## Aufgabenstellung
Formatiere alle folgenden Daten als Markdown-Tabelle mit den Spalten „Nr“ und „Zeile“, wobei jede Zeile eine fortlaufende Nummer erhält und Leerzeilen entfallen. Lass die Bilder in der Antwort weg.

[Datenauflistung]
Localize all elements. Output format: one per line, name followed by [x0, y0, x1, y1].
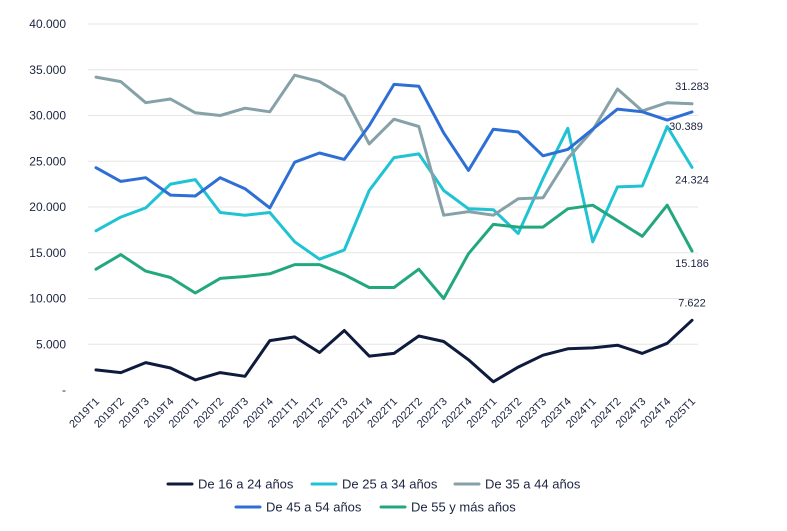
- legend-label: De 16 a 24 años: [198, 477, 294, 492]
- legend-label: De 45 a 54 años: [266, 500, 362, 515]
- y-tick-label: 30.000: [29, 109, 66, 123]
- legend: De 16 a 24 años De 25 a 34 años De 35 a 44…: [166, 477, 581, 515]
- legend-label: De 35 a 44 años: [485, 477, 581, 492]
- end-value-label: 7.622: [678, 297, 706, 309]
- y-tick-label: 10.000: [29, 292, 66, 306]
- legend-label: De 55 y más años: [411, 500, 516, 515]
- y-tick-label: 15.000: [29, 246, 66, 260]
- legend-item: De 25 a 34 años: [310, 477, 438, 492]
- series-line-2: [94, 125, 694, 261]
- series-lines: [94, 73, 694, 384]
- legend-item: De 35 a 44 años: [453, 477, 581, 492]
- legend-item: De 45 a 54 años: [234, 500, 362, 515]
- end-value-label: 31.283: [675, 81, 709, 93]
- y-tick-label: -: [62, 383, 66, 397]
- y-tick-label: 25.000: [29, 154, 66, 168]
- end-value-label: 30.389: [669, 121, 703, 133]
- y-tick-label: 5.000: [36, 337, 66, 351]
- y-tick-label: 20.000: [29, 200, 66, 214]
- end-value-label: 24.324: [675, 174, 709, 186]
- y-tick-label: 40.000: [29, 17, 66, 31]
- grid: [88, 23, 698, 345]
- series-line-1: [94, 318, 694, 384]
- legend-label: De 25 a 34 años: [342, 477, 438, 492]
- y-tick-label: 35.000: [29, 63, 66, 77]
- x-axis-ticks: 2019T12019T22019T32019T42020T12020T22020…: [67, 396, 698, 431]
- end-value-label: 15.186: [675, 258, 709, 270]
- series-line-4: [94, 82, 694, 210]
- y-axis-ticks: - 5.000 10.000 15.000 20.000 25.000 30.000 35.0…: [29, 17, 66, 397]
- legend-item: De 55 y más años: [379, 500, 516, 515]
- legend-item: De 16 a 24 años: [166, 477, 294, 492]
- end-labels: 7.622 24.324 31.283 30.389 15.186: [669, 81, 709, 309]
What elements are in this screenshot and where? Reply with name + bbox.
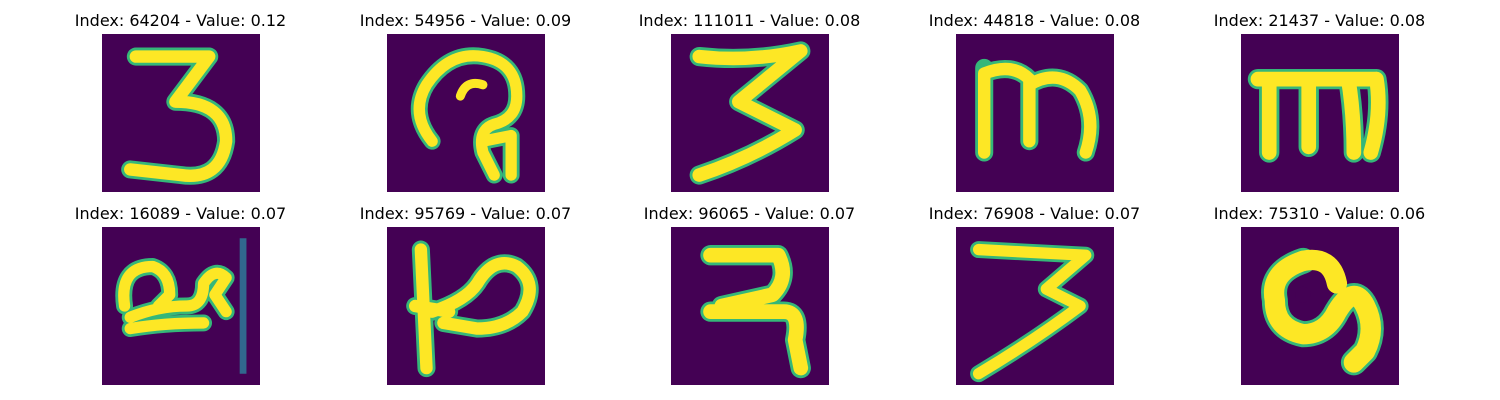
digit-image <box>102 227 260 385</box>
digit-image <box>1241 34 1399 192</box>
image-panel: Index: 64204 - Value: 0.12 <box>38 10 323 200</box>
image-panel: Index: 21437 - Value: 0.08 <box>1177 10 1462 200</box>
panel-title: Index: 16089 - Value: 0.07 <box>74 204 287 223</box>
digit-image <box>956 227 1114 385</box>
panel-title: Index: 75310 - Value: 0.06 <box>1213 204 1426 223</box>
digit-image <box>387 227 545 385</box>
image-panel: Index: 95769 - Value: 0.07 <box>323 203 608 393</box>
image-panel: Index: 16089 - Value: 0.07 <box>38 203 323 393</box>
image-panel: Index: 54956 - Value: 0.09 <box>323 10 608 200</box>
image-panel: Index: 75310 - Value: 0.06 <box>1177 203 1462 393</box>
panel-title: Index: 111011 - Value: 0.08 <box>638 11 861 30</box>
image-panel: Index: 111011 - Value: 0.08 <box>607 10 892 200</box>
panel-title: Index: 76908 - Value: 0.07 <box>928 204 1141 223</box>
panel-title: Index: 96065 - Value: 0.07 <box>643 204 856 223</box>
digit-image <box>1241 227 1399 385</box>
image-panel: Index: 76908 - Value: 0.07 <box>892 203 1177 393</box>
panel-title: Index: 54956 - Value: 0.09 <box>359 11 572 30</box>
panel-title: Index: 95769 - Value: 0.07 <box>359 204 572 223</box>
image-panel: Index: 96065 - Value: 0.07 <box>607 203 892 393</box>
digit-image <box>956 34 1114 192</box>
image-panel: Index: 44818 - Value: 0.08 <box>892 10 1177 200</box>
panel-title: Index: 44818 - Value: 0.08 <box>928 11 1141 30</box>
digit-image <box>671 34 829 192</box>
panel-title: Index: 21437 - Value: 0.08 <box>1213 11 1426 30</box>
panel-title: Index: 64204 - Value: 0.12 <box>74 11 287 30</box>
digit-image <box>102 34 260 192</box>
digit-image <box>387 34 545 192</box>
digit-image <box>671 227 829 385</box>
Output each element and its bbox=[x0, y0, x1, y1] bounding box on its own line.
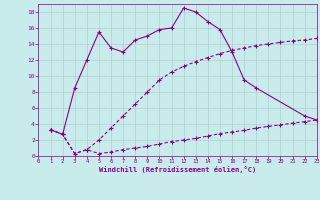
X-axis label: Windchill (Refroidissement éolien,°C): Windchill (Refroidissement éolien,°C) bbox=[99, 166, 256, 173]
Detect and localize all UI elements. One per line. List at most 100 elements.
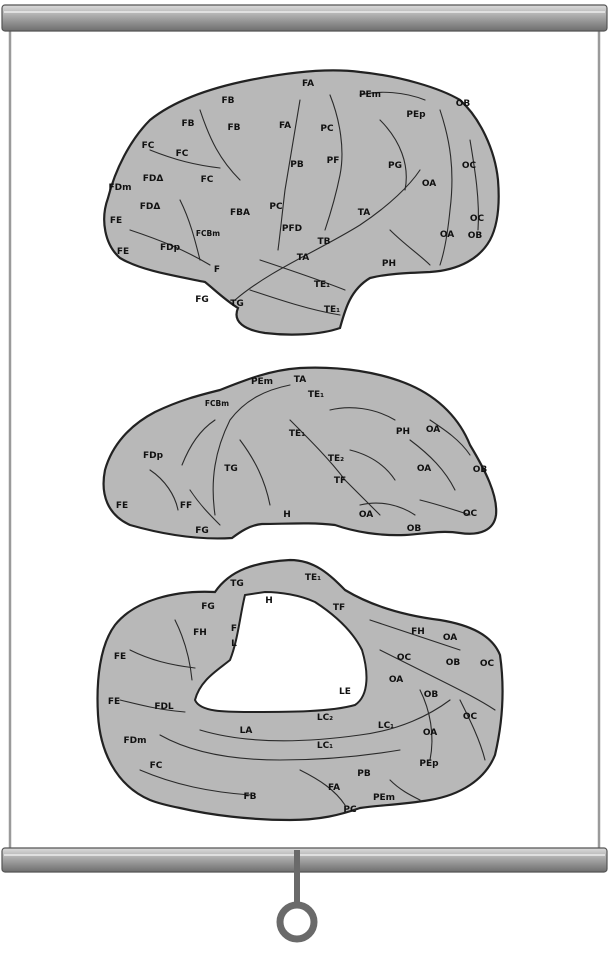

## Lösung
| Nr | Zeile |
|---|---|
| 1 | Localize all elements. Output format: one per line, name followed by [x0, y0, x1, y1]. |
| 2 | - legend-label: De 16 a 24 años: [198, 477, 294, 492] |
| 3 | - legend-label: De 45 a 54 años: [266, 500, 362, 515] |
| 4 | - y-tick-label: 30.000: [29, 109, 66, 123] |
| 5 | - legend: De 16 a 24 años De 25 a 34 años De 35 a 44…: [166, 477, 581, 515] |
| 6 | - legend-label: De 35 a 44 años: [485, 477, 581, 492] |
| 7 | - end-value-label: 7.622: [678, 297, 706, 309] |
| 8 | - y-tick-label: 10.000: [29, 292, 66, 306] |
| 9 | - legend-label: De 55 y más años: [411, 500, 516, 515] |
| 10 | - y-tick-label: 15.000: [29, 246, 66, 260] |
| 11 | - legend-item: De 25 a 34 años: [310, 477, 438, 492] |
| 12 | - series-line-2: [94, 125, 694, 261] |
| 13 | - series-lines: [94, 73, 694, 384] |
| 14 | - legend-item: De 35 a 44 años: [453, 477, 581, 492] |
| 15 | - legend-item: De 45 a 54 años: [234, 500, 362, 515] |
| 16 | - end-value-label: 31.283: [675, 81, 709, 93] |
| 17 | - y-tick-label: -: [62, 383, 66, 397] |
| 18 | - y-tick-label: 25.000: [29, 154, 66, 168] |
| 19 | - end-value-label: 30.389: [669, 121, 703, 133] |
| 20 | - y-tick-label: 5.000: [36, 337, 66, 351] |
| 21 | - y-tick-label: 20.000: [29, 200, 66, 214] |
| 22 | - end-value-label: 24.324: [675, 174, 709, 186] |
| 23 | - y-tick-label: 40.000: [29, 17, 66, 31] |
| 24 | - grid: [88, 23, 698, 345] |
| 25 | - series-line-1: [94, 318, 694, 384] |
| 26 | - legend-label: De 25 a 34 años: [342, 477, 438, 492] |
| 27 | - y-tick-label: 35.000: [29, 63, 66, 77] |
| 28 | - x-axis-ticks: 2019T12019T22019T32019T42020T12020T22020…: [67, 396, 698, 431] |
| 29 | - end-value-label: 15.186: [675, 258, 709, 270] |
| 30 | - series-line-4: [94, 82, 694, 210] |
| 31 | - y-axis-ticks: - 5.000 10.000 15.000 20.000 25.000 30.000 35.0…: [29, 17, 66, 397] |
| 32 | - legend-item: De 55 y más años: [379, 500, 516, 515] |
| 33 | - legend-item: De 16 a 24 años: [166, 477, 294, 492] |
| 34 | - end-labels: 7.622 24.324 31.283 30.389 15.186: [669, 81, 709, 309] |
| 35 | What elements are in this screenshot and where? Reply with name + bbox. |
| 36 | digit-image <box>102 227 260 385</box> |
| 37 | digit-image <box>1241 34 1399 192</box> |
| 38 | image-panel: Index: 64204 - Value: 0.12 <box>38 10 323 200</box> |
| 39 | image-panel: Index: 21437 - Value: 0.08 <box>1177 10 1462 200</box> |
| 40 | panel-title: Index: 16089 - Value: 0.07 <box>74 204 287 223</box> |
| 41 | digit-image <box>956 227 1114 385</box> |
| 42 | panel-title: Index: 75310 - Value: 0.06 <box>1213 204 1426 223</box> |
| 43 | digit-image <box>387 227 545 385</box> |
| 44 | image-panel: Index: 95769 - Value: 0.07 <box>323 203 608 393</box> |
| 45 | image-panel: Index: 16089 - Value: 0.07 <box>38 203 323 393</box> |
| 46 | image-panel: Index: 54956 - Value: 0.09 <box>323 10 608 200</box> |
| 47 | image-panel: Index: 75310 - Value: 0.06 <box>1177 203 1462 393</box> |
| 48 | panel-title: Index: 111011 - Value: 0.08 <box>638 11 861 30</box> |
| 49 | image-panel: Index: 111011 - Value: 0.08 <box>607 10 892 200</box> |
| 50 | panel-title: Index: 76908 - Value: 0.07 <box>928 204 1141 223</box> |
| 51 | panel-title: Index: 96065 - Value: 0.07 <box>643 204 856 223</box> |
| 52 | digit-image <box>1241 227 1399 385</box> |
| 53 | image-panel: Index: 76908 - Value: 0.07 <box>892 203 1177 393</box> |
| 54 | panel-title: Index: 54956 - Value: 0.09 <box>359 11 572 30</box> |
| 55 | panel-title: Index: 95769 - Value: 0.07 <box>359 204 572 223</box> |
| 56 | image-panel: Index: 96065 - Value: 0.07 <box>607 203 892 393</box> |
| 57 | digit-image <box>956 34 1114 192</box> |
| 58 | image-panel: Index: 44818 - Value: 0.08 <box>892 10 1177 200</box> |
| 59 | panel-title: Index: 44818 - Value: 0.08 <box>928 11 1141 30</box> |
| 60 | digit-image <box>671 34 829 192</box> |
| 61 | panel-title: Index: 21437 - Value: 0.08 <box>1213 11 1426 30</box> |
| 62 | panel-title: Index: 64204 - Value: 0.12 <box>74 11 287 30</box> |
| 63 | digit-image <box>102 34 260 192</box> |
| 64 | digit-image <box>387 34 545 192</box> |
| 65 | digit-image <box>671 227 829 385</box> |
| 66 | Output each element and its bbox=[x0, y0, x1, y1] bounding box on its own line. |
| 67 | X-axis label: Windchill (Refroidissement éolien,°C): Windchill (Refroidissement éolien,°C) bbox=[99, 166, 256, 173] |
| 68 | Detect and localize all UI elements. One per line. List at most 100 elements. |